*** Data to process ***

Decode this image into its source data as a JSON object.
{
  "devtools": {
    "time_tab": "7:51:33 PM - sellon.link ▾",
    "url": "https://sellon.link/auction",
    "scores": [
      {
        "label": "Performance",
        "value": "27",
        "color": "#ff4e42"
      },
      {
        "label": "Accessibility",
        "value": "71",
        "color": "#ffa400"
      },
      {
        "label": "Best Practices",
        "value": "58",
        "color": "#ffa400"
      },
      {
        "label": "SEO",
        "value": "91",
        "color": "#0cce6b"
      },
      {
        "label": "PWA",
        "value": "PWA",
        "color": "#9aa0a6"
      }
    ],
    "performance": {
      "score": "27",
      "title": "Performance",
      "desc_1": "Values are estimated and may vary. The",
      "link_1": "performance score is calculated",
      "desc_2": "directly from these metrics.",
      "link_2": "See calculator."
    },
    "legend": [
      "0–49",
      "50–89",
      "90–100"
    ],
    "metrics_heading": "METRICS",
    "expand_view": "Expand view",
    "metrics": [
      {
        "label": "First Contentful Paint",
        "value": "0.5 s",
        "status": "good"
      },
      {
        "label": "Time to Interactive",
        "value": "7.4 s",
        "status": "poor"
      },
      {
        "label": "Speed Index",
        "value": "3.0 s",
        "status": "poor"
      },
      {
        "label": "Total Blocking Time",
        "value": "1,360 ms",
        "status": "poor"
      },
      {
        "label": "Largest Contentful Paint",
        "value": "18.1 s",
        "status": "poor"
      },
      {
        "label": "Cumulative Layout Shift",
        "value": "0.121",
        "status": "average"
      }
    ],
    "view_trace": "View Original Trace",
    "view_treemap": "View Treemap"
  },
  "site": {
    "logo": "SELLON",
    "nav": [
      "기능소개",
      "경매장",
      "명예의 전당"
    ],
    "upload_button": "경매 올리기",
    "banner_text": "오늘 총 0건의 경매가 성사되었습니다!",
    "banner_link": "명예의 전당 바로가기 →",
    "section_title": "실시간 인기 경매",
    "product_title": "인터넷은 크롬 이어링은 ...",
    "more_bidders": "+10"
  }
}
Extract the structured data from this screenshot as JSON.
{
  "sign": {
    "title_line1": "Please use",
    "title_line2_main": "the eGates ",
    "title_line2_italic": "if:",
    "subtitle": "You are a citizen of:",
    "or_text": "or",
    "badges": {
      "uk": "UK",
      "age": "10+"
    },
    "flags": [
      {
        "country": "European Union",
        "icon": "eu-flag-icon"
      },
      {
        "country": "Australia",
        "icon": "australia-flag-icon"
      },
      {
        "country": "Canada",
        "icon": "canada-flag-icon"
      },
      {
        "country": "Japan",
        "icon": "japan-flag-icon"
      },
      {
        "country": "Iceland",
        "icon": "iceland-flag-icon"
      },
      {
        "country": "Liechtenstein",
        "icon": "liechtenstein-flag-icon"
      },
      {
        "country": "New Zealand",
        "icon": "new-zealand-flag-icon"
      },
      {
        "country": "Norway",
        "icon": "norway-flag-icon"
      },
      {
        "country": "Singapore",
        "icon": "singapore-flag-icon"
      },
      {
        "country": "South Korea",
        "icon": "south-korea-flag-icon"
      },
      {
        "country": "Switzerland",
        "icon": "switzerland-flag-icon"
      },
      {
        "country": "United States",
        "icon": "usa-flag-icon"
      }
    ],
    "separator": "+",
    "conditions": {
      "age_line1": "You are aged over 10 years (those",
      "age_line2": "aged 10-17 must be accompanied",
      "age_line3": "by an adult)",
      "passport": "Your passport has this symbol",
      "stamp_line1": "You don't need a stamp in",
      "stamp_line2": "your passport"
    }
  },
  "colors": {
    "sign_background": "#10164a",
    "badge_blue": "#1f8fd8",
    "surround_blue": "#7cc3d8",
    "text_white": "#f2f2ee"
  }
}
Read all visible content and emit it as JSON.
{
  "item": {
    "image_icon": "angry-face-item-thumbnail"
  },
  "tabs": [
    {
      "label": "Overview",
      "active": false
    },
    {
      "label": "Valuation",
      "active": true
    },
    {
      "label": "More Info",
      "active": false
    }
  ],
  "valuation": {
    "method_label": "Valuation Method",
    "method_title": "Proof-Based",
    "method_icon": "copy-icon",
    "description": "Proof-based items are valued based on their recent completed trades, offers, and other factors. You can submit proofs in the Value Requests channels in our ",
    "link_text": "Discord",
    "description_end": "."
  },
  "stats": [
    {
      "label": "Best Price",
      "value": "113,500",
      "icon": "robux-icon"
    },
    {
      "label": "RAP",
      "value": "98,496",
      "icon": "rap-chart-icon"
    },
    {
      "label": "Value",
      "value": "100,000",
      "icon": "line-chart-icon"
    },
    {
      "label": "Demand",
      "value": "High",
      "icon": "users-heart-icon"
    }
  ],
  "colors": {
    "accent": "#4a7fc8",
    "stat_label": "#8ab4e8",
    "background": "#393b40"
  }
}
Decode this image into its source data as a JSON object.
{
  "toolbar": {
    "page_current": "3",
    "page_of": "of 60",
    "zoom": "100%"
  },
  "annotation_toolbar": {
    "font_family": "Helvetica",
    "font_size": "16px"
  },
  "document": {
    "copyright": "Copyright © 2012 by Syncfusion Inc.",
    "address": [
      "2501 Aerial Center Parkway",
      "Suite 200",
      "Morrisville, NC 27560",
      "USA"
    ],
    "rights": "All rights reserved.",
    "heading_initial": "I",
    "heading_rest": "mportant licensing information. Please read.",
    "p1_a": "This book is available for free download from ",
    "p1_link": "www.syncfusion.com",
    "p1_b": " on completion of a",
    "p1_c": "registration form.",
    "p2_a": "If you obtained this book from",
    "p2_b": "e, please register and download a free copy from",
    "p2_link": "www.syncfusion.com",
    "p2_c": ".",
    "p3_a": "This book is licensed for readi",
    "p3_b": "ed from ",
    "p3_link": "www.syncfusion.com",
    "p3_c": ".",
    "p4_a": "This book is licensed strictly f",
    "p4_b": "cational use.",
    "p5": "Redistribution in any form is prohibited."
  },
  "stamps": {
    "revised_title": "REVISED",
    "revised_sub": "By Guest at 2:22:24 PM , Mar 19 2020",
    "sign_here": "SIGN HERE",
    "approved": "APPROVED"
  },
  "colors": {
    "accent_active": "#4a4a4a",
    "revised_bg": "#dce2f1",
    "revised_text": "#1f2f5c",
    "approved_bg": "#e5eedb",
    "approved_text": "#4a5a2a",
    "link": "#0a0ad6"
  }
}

***

### What you are asked to do:
How many of the lines above hold the word "free"? Give only that number.

### Task answer:
2